* _WHAT IS EXPECTED_: List all lines of the data containing the word "Helmont".

* _RECORDS TO PROCESS_:

• • • • • • •

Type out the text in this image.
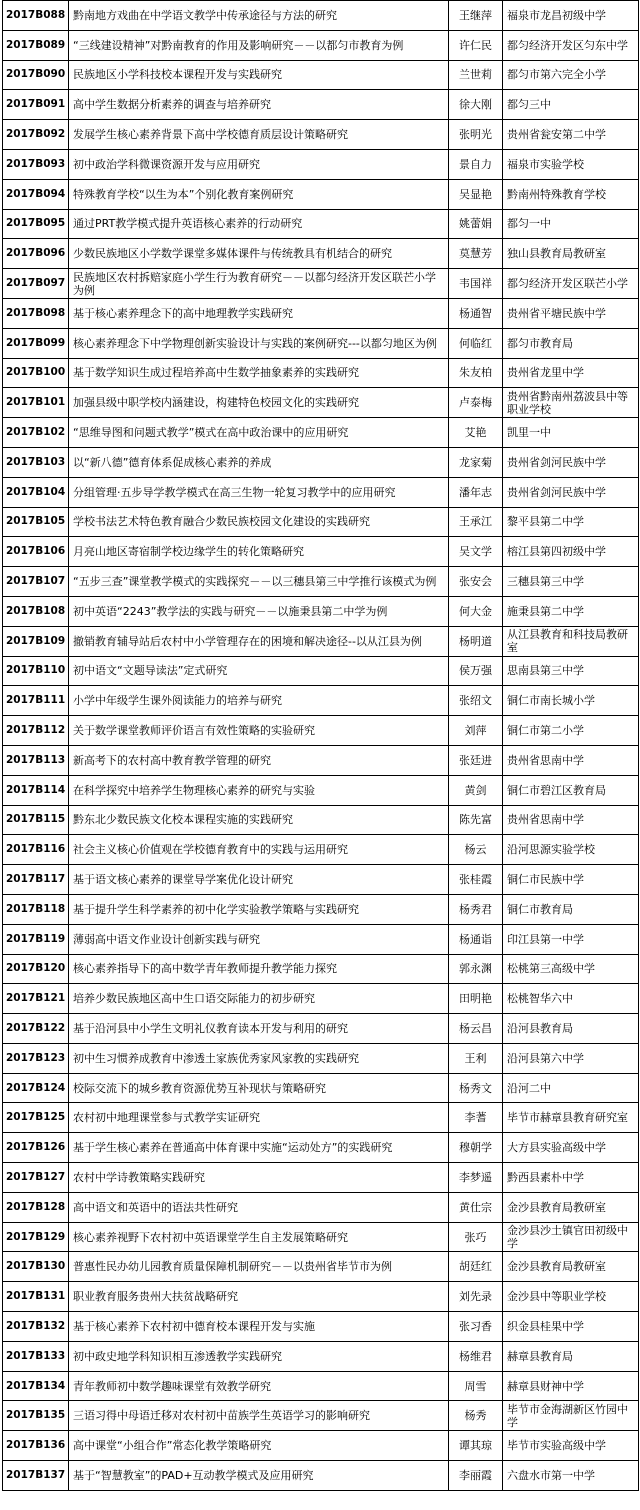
2017B088	黔南地方戏曲在中学语文教学中传承途径与方法的研究	王继萍	福泉市龙昌初级中学
2017B089	“三线建设精神”对黔南教育的作用及影响研究－－以都匀市教育为例	许仁民	都匀经济开发区匀东中学
2017B090	民族地区小学科技校本课程开发与实践研究	兰世莉	都匀市第六完全小学
2017B091	高中学生数据分析素养的调查与培养研究	徐大刚	都匀三中
2017B092	发展学生核心素养背景下高中学校德育质层设计策略研究	张明光	贵州省瓮安第二中学
2017B093	初中政治学科微课资源开发与应用研究	景自力	福泉市实验学校
2017B094	特殊教育学校“以生为本”个别化教育案例研究	吴显艳	黔南州特殊教育学校
2017B095	通过PRT教学模式提升英语核心素养的行动研究	姚蕾娟	都匀一中
2017B096	少数民族地区小学数学课堂多媒体课件与传统教具有机结合的研究	莫慧芳	独山县教育局教研室
2017B097	民族地区农村拆赔家庭小学生行为教育研究－－以都匀经济开发区联芒小学为例	韦国祥	都匀经济开发区联芒小学
2017B098	基于核心素养理念下的高中地理教学实践研究	杨通智	贵州省平塘民族中学
2017B099	核心素养理念下中学物理创新实验设计与实践的案例研究---以都匀地区为例	何临红	都匀市教育局
2017B100	基于数学知识生成过程培养高中生数学抽象素养的实践研究	朱友柏	贵州省龙里中学
2017B101	加强县级中职学校内涵建设，构建特色校园文化的实践研究	卢泰梅	贵州省黔南州荔波县中等职业学校
2017B102	“思维导图和问题式教学”模式在高中政治课中的应用研究	艾艳	凯里一中
2017B103	以“新八德”德育体系促成核心素养的养成	龙家菊	贵州省剑河民族中学
2017B104	分组管理·五步导学教学模式在高三生物一轮复习教学中的应用研究	潘年志	贵州省剑河民族中学
2017B105	学校书法艺术特色教育融合少数民族校园文化建设的实践研究	王承江	黎平县第二中学
2017B106	月亮山地区寄宿制学校边缘学生的转化策略研究	吴文学	榕江县第四初级中学
2017B107	“五步三查”课堂教学模式的实践探究－－以三穗县第三中学推行该模式为例	张安会	三穗县第三中学
2017B108	初中英语“2243”教学法的实践与研究－－以施秉县第二中学为例	何大金	施秉县第二中学
2017B109	撤销教育辅导站后农村中小学管理存在的困境和解决途径--以从江县为例	杨明道	从江县教育和科技局教研室
2017B110	初中语文“文题导读法”定式研究	侯万强	思南县第三中学
2017B111	小学中年级学生课外阅读能力的培养与研究	张绍文	铜仁市南长城小学
2017B112	关于数学课堂教师评价语言有效性策略的实验研究	刘萍	铜仁市第二小学
2017B113	新高考下的农村高中教育教学管理的研究	张廷进	贵州省思南中学
2017B114	在科学探究中培养学生物理核心素养的研究与实验	黄剑	铜仁市碧江区教育局
2017B115	黔东北少数民族文化校本课程实施的实践研究	陈先富	贵州省思南中学
2017B116	社会主义核心价值观在学校德育教育中的实践与运用研究	杨云	沿河思源实验学校
2017B117	基于语文核心素养的课堂导学案优化设计研究	张桂霞	铜仁市民族中学
2017B118	基于提升学生科学素养的初中化学实验教学策略与实践研究	杨秀君	铜仁市教育局
2017B119	薄弱高中语文作业设计创新实践与研究	杨通诣	印江县第一中学
2017B120	核心素养指导下的高中数学青年教师提升教学能力探究	郭永渊	松桃第三高级中学
2017B121	培养少数民族地区高中生口语交际能力的初步研究	田明艳	松桃智华六中
2017B122	基于沿河县中小学生文明礼仪教育读本开发与利用的研究	杨云昌	沿河县教育局
2017B123	初中生习惯养成教育中渗透土家族优秀家风家教的实践研究	王利	沿河县第六中学
2017B124	校际交流下的城乡教育资源优势互补现状与策略研究	杨秀文	沿河二中
2017B125	农村初中地理课堂参与式教学实证研究	李蓍	毕节市赫章县教育研究室
2017B126	基于学生核心素养在普通高中体育课中实施“运动处方”的实践研究	穆朝学	大方县实验高级中学
2017B127	农村中学诗教策略实践研究	李梦遥	黔西县素朴中学
2017B128	高中语文和英语中的语法共性研究	黄仕宗	金沙县教育局教研室
2017B129	核心素养视野下农村初中英语课堂学生自主发展策略研究	张巧	金沙县沙土镇官田初级中学
2017B130	普惠性民办幼儿园教育质量保障机制研究－－以贵州省毕节市为例	胡廷红	金沙县教育局教研室
2017B131	职业教育服务贵州大扶贫战略研究	刘先录	金沙县中等职业学校
2017B132	基于核心素养下农村初中德育校本课程开发与实施	张习香	织金县桂果中学
2017B133	初中政史地学科知识相互渗透教学实践研究	杨维君	赫章县教育局
2017B134	青年教师初中数学趣味课堂有效教学研究	周雪	赫章县财神中学
2017B135	三语习得中母语迁移对农村初中苗族学生英语学习的影响研究	杨秀	毕节市金海湖新区竹园中学
2017B136	高中课堂“小组合作”常态化教学策略研究	谭其琼	毕节市实验高级中学
2017B137	基于“智慧教室”的PAD+互动教学模式及应用研究	李丽霞	六盘水市第一中学
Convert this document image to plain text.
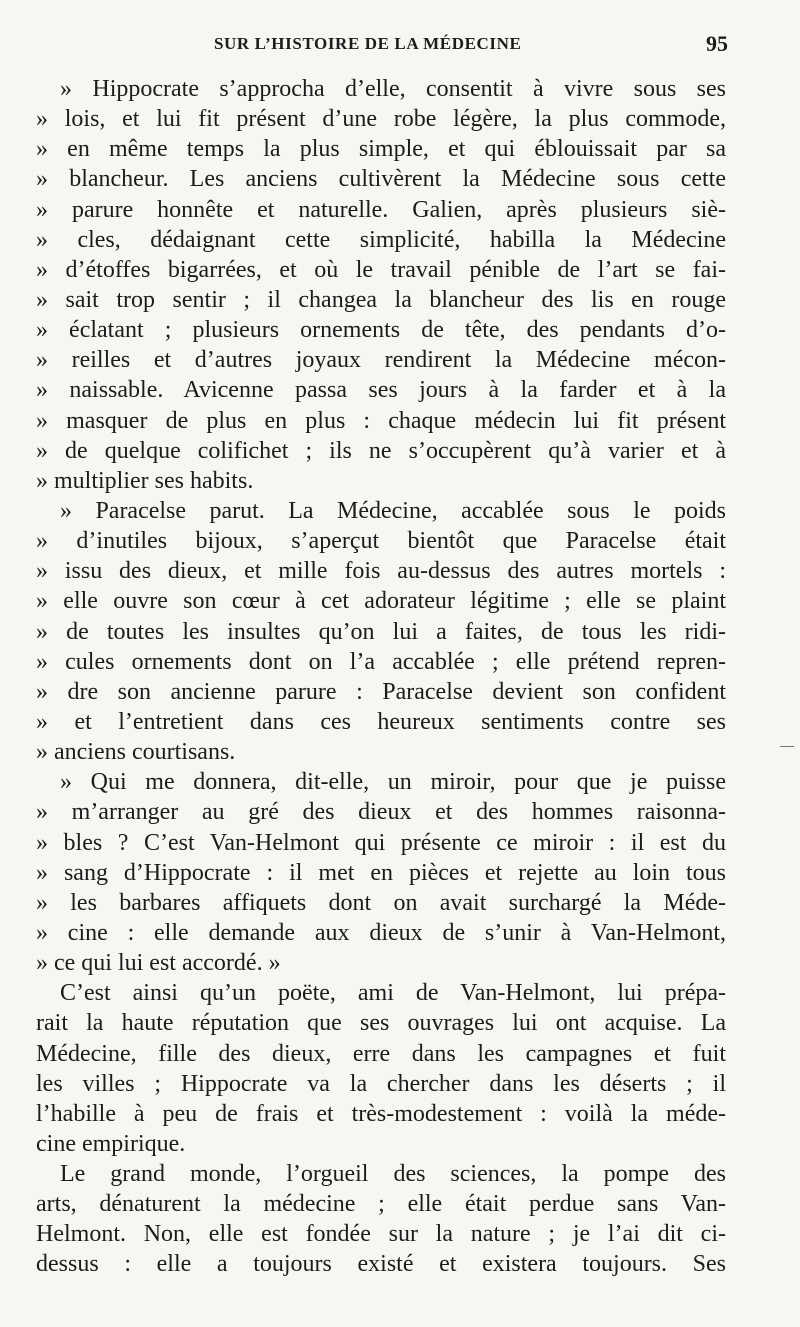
SUR L’HISTOIRE DE LA MÉDECINE	95
» Hippocrate s’approcha d’elle, consentit à vivre sous ses
» lois, et lui fit présent d’une robe légère, la plus commode,
» en même temps la plus simple, et qui éblouissait par sa
» blancheur. Les anciens cultivèrent la Médecine sous cette
» parure honnête et naturelle. Galien, après plusieurs siè-
» cles, dédaignant cette simplicité, habilla la Médecine
» d’étoffes bigarrées, et où le travail pénible de l’art se fai-
» sait trop sentir ; il changea la blancheur des lis en rouge
» éclatant ; plusieurs ornements de tête, des pendants d’o-
» reilles et d’autres joyaux rendirent la Médecine mécon-
» naissable. Avicenne passa ses jours à la farder et à la
» masquer de plus en plus : chaque médecin lui fit présent
» de quelque colifichet ; ils ne s’occupèrent qu’à varier et à
» multiplier ses habits.
» Paracelse parut. La Médecine, accablée sous le poids
» d’inutiles bijoux, s’aperçut bientôt que Paracelse était
» issu des dieux, et mille fois au-dessus des autres mortels :
» elle ouvre son cœur à cet adorateur légitime ; elle se plaint
» de toutes les insultes qu’on lui a faites, de tous les ridi-
» cules ornements dont on l’a accablée ; elle prétend repren-
» dre son ancienne parure : Paracelse devient son confident
» et l’entretient dans ces heureux sentiments contre ses
» anciens courtisans.
» Qui me donnera, dit-elle, un miroir, pour que je puisse
» m’arranger au gré des dieux et des hommes raisonna-
» bles ? C’est Van-Helmont qui présente ce miroir : il est du
» sang d’Hippocrate : il met en pièces et rejette au loin tous
» les barbares affiquets dont on avait surchargé la Méde-
» cine : elle demande aux dieux de s’unir à Van-Helmont,
» ce qui lui est accordé. »
C’est ainsi qu’un poëte, ami de Van-Helmont, lui prépa-
rait la haute réputation que ses ouvrages lui ont acquise. La
Médecine, fille des dieux, erre dans les campagnes et fuit
les villes ; Hippocrate va la chercher dans les déserts ; il
l’habille à peu de frais et très-modestement : voilà la méde-
cine empirique.
Le grand monde, l’orgueil des sciences, la pompe des
arts, dénaturent la médecine ; elle était perdue sans Van-
Helmont. Non, elle est fondée sur la nature ; je l’ai dit ci-
dessus : elle a toujours existé et existera toujours. Ses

• • • • • • •

* _CORRECT ANSWER_:
» bles ? C’est Van-Helmont qui présente ce miroir : il est du
» cine : elle demande aux dieux de s’unir à Van-Helmont,
C’est ainsi qu’un poëte, ami de Van-Helmont, lui prépa-
Helmont. Non, elle est fondée sur la nature ; je l’ai dit ci-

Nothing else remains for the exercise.